## Directions
Below are some entries; can you quote all of them exactly?

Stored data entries
┄┄┄┄┄┄┄┄┄┄┄┄┄┄┄┄┄┄┄┄

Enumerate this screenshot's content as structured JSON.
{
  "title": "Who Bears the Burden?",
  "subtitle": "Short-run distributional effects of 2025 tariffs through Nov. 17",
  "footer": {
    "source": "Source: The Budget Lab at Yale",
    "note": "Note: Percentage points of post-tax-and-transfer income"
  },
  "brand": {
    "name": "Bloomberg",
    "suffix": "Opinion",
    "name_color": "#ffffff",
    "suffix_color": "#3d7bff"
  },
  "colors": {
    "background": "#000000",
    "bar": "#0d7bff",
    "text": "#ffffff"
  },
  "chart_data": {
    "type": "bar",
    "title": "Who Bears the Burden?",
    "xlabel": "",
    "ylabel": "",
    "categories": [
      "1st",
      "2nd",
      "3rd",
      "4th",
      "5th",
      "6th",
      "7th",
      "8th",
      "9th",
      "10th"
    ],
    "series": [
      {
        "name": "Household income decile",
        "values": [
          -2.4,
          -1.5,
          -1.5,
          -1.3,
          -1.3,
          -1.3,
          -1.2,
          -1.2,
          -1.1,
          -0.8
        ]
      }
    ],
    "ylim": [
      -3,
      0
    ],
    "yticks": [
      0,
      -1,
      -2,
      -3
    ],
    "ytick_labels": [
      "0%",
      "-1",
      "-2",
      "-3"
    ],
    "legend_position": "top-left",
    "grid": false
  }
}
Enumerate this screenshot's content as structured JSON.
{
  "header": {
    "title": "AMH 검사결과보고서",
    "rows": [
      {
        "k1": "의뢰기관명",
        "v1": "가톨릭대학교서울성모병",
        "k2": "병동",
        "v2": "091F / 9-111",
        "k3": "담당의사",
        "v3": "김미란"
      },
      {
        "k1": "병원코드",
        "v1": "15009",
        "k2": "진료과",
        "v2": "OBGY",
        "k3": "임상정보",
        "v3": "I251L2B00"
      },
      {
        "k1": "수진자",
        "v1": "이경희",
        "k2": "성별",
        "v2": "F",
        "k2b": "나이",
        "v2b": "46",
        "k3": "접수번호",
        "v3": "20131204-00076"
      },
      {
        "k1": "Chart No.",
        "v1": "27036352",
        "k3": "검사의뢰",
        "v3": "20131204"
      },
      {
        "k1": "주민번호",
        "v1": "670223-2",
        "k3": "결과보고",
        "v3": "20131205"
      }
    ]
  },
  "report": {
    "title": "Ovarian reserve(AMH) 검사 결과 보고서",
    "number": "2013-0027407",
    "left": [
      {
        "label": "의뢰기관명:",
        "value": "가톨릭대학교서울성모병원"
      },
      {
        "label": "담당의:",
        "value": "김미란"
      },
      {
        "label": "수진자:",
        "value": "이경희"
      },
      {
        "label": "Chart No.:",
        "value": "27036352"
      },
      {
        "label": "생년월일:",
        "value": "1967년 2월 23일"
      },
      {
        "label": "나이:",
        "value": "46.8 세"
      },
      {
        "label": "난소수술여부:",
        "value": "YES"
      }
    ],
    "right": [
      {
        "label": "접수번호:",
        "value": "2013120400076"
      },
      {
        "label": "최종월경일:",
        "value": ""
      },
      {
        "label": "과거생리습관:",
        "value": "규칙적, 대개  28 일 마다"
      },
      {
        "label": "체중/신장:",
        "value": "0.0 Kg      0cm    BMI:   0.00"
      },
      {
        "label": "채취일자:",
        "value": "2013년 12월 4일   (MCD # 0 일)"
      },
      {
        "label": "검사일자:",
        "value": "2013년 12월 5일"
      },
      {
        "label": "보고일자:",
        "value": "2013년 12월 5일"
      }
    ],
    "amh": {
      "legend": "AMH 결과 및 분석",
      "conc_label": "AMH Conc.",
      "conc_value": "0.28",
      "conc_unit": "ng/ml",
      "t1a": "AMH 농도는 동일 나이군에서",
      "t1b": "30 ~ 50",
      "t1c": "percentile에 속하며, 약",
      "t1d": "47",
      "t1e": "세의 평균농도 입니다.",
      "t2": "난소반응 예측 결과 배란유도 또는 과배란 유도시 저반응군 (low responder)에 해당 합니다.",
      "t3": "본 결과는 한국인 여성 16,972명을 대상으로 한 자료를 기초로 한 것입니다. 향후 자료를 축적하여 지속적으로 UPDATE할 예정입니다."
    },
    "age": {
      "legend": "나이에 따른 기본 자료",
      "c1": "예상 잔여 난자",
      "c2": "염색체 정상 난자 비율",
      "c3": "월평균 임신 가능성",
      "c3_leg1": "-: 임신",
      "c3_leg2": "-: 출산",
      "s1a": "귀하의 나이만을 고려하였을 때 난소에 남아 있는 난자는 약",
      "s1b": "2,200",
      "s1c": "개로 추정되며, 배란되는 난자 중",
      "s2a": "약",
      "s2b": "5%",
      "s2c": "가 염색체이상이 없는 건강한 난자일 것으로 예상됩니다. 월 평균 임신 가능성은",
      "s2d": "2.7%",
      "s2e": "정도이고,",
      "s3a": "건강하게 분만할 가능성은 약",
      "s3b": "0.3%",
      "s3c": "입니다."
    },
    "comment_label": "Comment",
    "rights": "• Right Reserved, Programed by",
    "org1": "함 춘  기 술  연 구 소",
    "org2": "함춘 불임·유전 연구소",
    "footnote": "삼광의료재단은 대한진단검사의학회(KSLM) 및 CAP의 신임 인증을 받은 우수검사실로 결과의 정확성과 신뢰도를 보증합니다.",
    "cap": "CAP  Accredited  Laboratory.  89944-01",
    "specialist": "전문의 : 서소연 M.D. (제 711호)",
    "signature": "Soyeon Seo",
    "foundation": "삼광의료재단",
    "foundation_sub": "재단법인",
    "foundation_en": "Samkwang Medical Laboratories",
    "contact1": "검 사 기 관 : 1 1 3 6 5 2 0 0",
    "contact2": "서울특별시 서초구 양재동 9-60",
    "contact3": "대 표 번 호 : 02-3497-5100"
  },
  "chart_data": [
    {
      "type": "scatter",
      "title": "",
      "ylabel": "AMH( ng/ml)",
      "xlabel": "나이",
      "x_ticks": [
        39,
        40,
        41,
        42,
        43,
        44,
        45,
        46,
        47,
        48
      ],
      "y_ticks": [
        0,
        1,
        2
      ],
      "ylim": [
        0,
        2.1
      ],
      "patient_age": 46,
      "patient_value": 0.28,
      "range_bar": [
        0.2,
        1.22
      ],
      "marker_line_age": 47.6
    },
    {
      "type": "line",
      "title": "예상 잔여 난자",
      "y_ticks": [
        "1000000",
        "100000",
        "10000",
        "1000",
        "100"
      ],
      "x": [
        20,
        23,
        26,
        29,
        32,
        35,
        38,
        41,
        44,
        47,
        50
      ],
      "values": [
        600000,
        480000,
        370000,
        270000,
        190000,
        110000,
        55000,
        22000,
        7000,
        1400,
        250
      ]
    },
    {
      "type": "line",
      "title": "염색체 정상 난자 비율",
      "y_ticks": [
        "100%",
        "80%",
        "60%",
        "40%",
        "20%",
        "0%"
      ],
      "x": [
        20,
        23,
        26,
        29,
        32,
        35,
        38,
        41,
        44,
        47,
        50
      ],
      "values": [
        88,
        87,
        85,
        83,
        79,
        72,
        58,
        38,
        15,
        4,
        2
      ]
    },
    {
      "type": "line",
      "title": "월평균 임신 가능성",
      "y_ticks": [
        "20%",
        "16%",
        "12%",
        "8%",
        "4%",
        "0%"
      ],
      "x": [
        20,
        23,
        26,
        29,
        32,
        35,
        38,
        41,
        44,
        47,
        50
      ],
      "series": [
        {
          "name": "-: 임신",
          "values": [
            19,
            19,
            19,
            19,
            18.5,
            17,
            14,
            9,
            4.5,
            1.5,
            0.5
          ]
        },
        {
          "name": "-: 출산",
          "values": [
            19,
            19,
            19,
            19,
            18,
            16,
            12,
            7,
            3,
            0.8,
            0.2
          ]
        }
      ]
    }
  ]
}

┄┄┄┄┄┄┄┄┄┄┄┄┄┄┄┄┄┄┄┄

## Exercise output
Enumerate this screenshot's content as structured JSON.
{
  "title": "Who Bears the Burden?",
  "subtitle": "Short-run distributional effects of 2025 tariffs through Nov. 17",
  "footer": {
    "source": "Source: The Budget Lab at Yale",
    "note": "Note: Percentage points of post-tax-and-transfer income"
  },
  "brand": {
    "name": "Bloomberg",
    "suffix": "Opinion",
    "name_color": "#ffffff",
    "suffix_color": "#3d7bff"
  },
  "colors": {
    "background": "#000000",
    "bar": "#0d7bff",
    "text": "#ffffff"
  },
  "chart_data": {
    "type": "bar",
    "title": "Who Bears the Burden?",
    "xlabel": "",
    "ylabel": "",
    "categories": [
      "1st",
      "2nd",
      "3rd",
      "4th",
      "5th",
      "6th",
      "7th",
      "8th",
      "9th",
      "10th"
    ],
    "series": [
      {
        "name": "Household income decile",
        "values": [
          -2.4,
          -1.5,
          -1.5,
          -1.3,
          -1.3,
          -1.3,
          -1.2,
          -1.2,
          -1.1,
          -0.8
        ]
      }
    ],
    "ylim": [
      -3,
      0
    ],
    "yticks": [
      0,
      -1,
      -2,
      -3
    ],
    "ytick_labels": [
      "0%",
      "-1",
      "-2",
      "-3"
    ],
    "legend_position": "top-left",
    "grid": false
  }
}
Enumerate this screenshot's content as structured JSON.
{
  "header": {
    "title": "AMH 검사결과보고서",
    "rows": [
      {
        "k1": "의뢰기관명",
        "v1": "가톨릭대학교서울성모병",
        "k2": "병동",
        "v2": "091F / 9-111",
        "k3": "담당의사",
        "v3": "김미란"
      },
      {
        "k1": "병원코드",
        "v1": "15009",
        "k2": "진료과",
        "v2": "OBGY",
        "k3": "임상정보",
        "v3": "I251L2B00"
      },
      {
        "k1": "수진자",
        "v1": "이경희",
        "k2": "성별",
        "v2": "F",
        "k2b": "나이",
        "v2b": "46",
        "k3": "접수번호",
        "v3": "20131204-00076"
      },
      {
        "k1": "Chart No.",
        "v1": "27036352",
        "k3": "검사의뢰",
        "v3": "20131204"
      },
      {
        "k1": "주민번호",
        "v1": "670223-2",
        "k3": "결과보고",
        "v3": "20131205"
      }
    ]
  },
  "report": {
    "title": "Ovarian reserve(AMH) 검사 결과 보고서",
    "number": "2013-0027407",
    "left": [
      {
        "label": "의뢰기관명:",
        "value": "가톨릭대학교서울성모병원"
      },
      {
        "label": "담당의:",
        "value": "김미란"
      },
      {
        "label": "수진자:",
        "value": "이경희"
      },
      {
        "label": "Chart No.:",
        "value": "27036352"
      },
      {
        "label": "생년월일:",
        "value": "1967년 2월 23일"
      },
      {
        "label": "나이:",
        "value": "46.8 세"
      },
      {
        "label": "난소수술여부:",
        "value": "YES"
      }
    ],
    "right": [
      {
        "label": "접수번호:",
        "value": "2013120400076"
      },
      {
        "label": "최종월경일:",
        "value": ""
      },
      {
        "label": "과거생리습관:",
        "value": "규칙적, 대개  28 일 마다"
      },
      {
        "label": "체중/신장:",
        "value": "0.0 Kg      0cm    BMI:   0.00"
      },
      {
        "label": "채취일자:",
        "value": "2013년 12월 4일   (MCD # 0 일)"
      },
      {
        "label": "검사일자:",
        "value": "2013년 12월 5일"
      },
      {
        "label": "보고일자:",
        "value": "2013년 12월 5일"
      }
    ],
    "amh": {
      "legend": "AMH 결과 및 분석",
      "conc_label": "AMH Conc.",
      "conc_value": "0.28",
      "conc_unit": "ng/ml",
      "t1a": "AMH 농도는 동일 나이군에서",
      "t1b": "30 ~ 50",
      "t1c": "percentile에 속하며, 약",
      "t1d": "47",
      "t1e": "세의 평균농도 입니다.",
      "t2": "난소반응 예측 결과 배란유도 또는 과배란 유도시 저반응군 (low responder)에 해당 합니다.",
      "t3": "본 결과는 한국인 여성 16,972명을 대상으로 한 자료를 기초로 한 것입니다. 향후 자료를 축적하여 지속적으로 UPDATE할 예정입니다."
    },
    "age": {
      "legend": "나이에 따른 기본 자료",
      "c1": "예상 잔여 난자",
      "c2": "염색체 정상 난자 비율",
      "c3": "월평균 임신 가능성",
      "c3_leg1": "-: 임신",
      "c3_leg2": "-: 출산",
      "s1a": "귀하의 나이만을 고려하였을 때 난소에 남아 있는 난자는 약",
      "s1b": "2,200",
      "s1c": "개로 추정되며, 배란되는 난자 중",
      "s2a": "약",
      "s2b": "5%",
      "s2c": "가 염색체이상이 없는 건강한 난자일 것으로 예상됩니다. 월 평균 임신 가능성은",
      "s2d": "2.7%",
      "s2e": "정도이고,",
      "s3a": "건강하게 분만할 가능성은 약",
      "s3b": "0.3%",
      "s3c": "입니다."
    },
    "comment_label": "Comment",
    "rights": "• Right Reserved, Programed by",
    "org1": "함 춘  기 술  연 구 소",
    "org2": "함춘 불임·유전 연구소",
    "footnote": "삼광의료재단은 대한진단검사의학회(KSLM) 및 CAP의 신임 인증을 받은 우수검사실로 결과의 정확성과 신뢰도를 보증합니다.",
    "cap": "CAP  Accredited  Laboratory.  89944-01",
    "specialist": "전문의 : 서소연 M.D. (제 711호)",
    "signature": "Soyeon Seo",
    "foundation": "삼광의료재단",
    "foundation_sub": "재단법인",
    "foundation_en": "Samkwang Medical Laboratories",
    "contact1": "검 사 기 관 : 1 1 3 6 5 2 0 0",
    "contact2": "서울특별시 서초구 양재동 9-60",
    "contact3": "대 표 번 호 : 02-3497-5100"
  },
  "chart_data": [
    {
      "type": "scatter",
      "title": "",
      "ylabel": "AMH( ng/ml)",
      "xlabel": "나이",
      "x_ticks": [
        39,
        40,
        41,
        42,
        43,
        44,
        45,
        46,
        47,
        48
      ],
      "y_ticks": [
        0,
        1,
        2
      ],
      "ylim": [
        0,
        2.1
      ],
      "patient_age": 46,
      "patient_value": 0.28,
      "range_bar": [
        0.2,
        1.22
      ],
      "marker_line_age": 47.6
    },
    {
      "type": "line",
      "title": "예상 잔여 난자",
      "y_ticks": [
        "1000000",
        "100000",
        "10000",
        "1000",
        "100"
      ],
      "x": [
        20,
        23,
        26,
        29,
        32,
        35,
        38,
        41,
        44,
        47,
        50
      ],
      "values": [
        600000,
        480000,
        370000,
        270000,
        190000,
        110000,
        55000,
        22000,
        7000,
        1400,
        250
      ]
    },
    {
      "type": "line",
      "title": "염색체 정상 난자 비율",
      "y_ticks": [
        "100%",
        "80%",
        "60%",
        "40%",
        "20%",
        "0%"
      ],
      "x": [
        20,
        23,
        26,
        29,
        32,
        35,
        38,
        41,
        44,
        47,
        50
      ],
      "values": [
        88,
        87,
        85,
        83,
        79,
        72,
        58,
        38,
        15,
        4,
        2
      ]
    },
    {
      "type": "line",
      "title": "월평균 임신 가능성",
      "y_ticks": [
        "20%",
        "16%",
        "12%",
        "8%",
        "4%",
        "0%"
      ],
      "x": [
        20,
        23,
        26,
        29,
        32,
        35,
        38,
        41,
        44,
        47,
        50
      ],
      "series": [
        {
          "name": "-: 임신",
          "values": [
            19,
            19,
            19,
            19,
            18.5,
            17,
            14,
            9,
            4.5,
            1.5,
            0.5
          ]
        },
        {
          "name": "-: 출산",
          "values": [
            19,
            19,
            19,
            19,
            18,
            16,
            12,
            7,
            3,
            0.8,
            0.2
          ]
        }
      ]
    }
  ]
}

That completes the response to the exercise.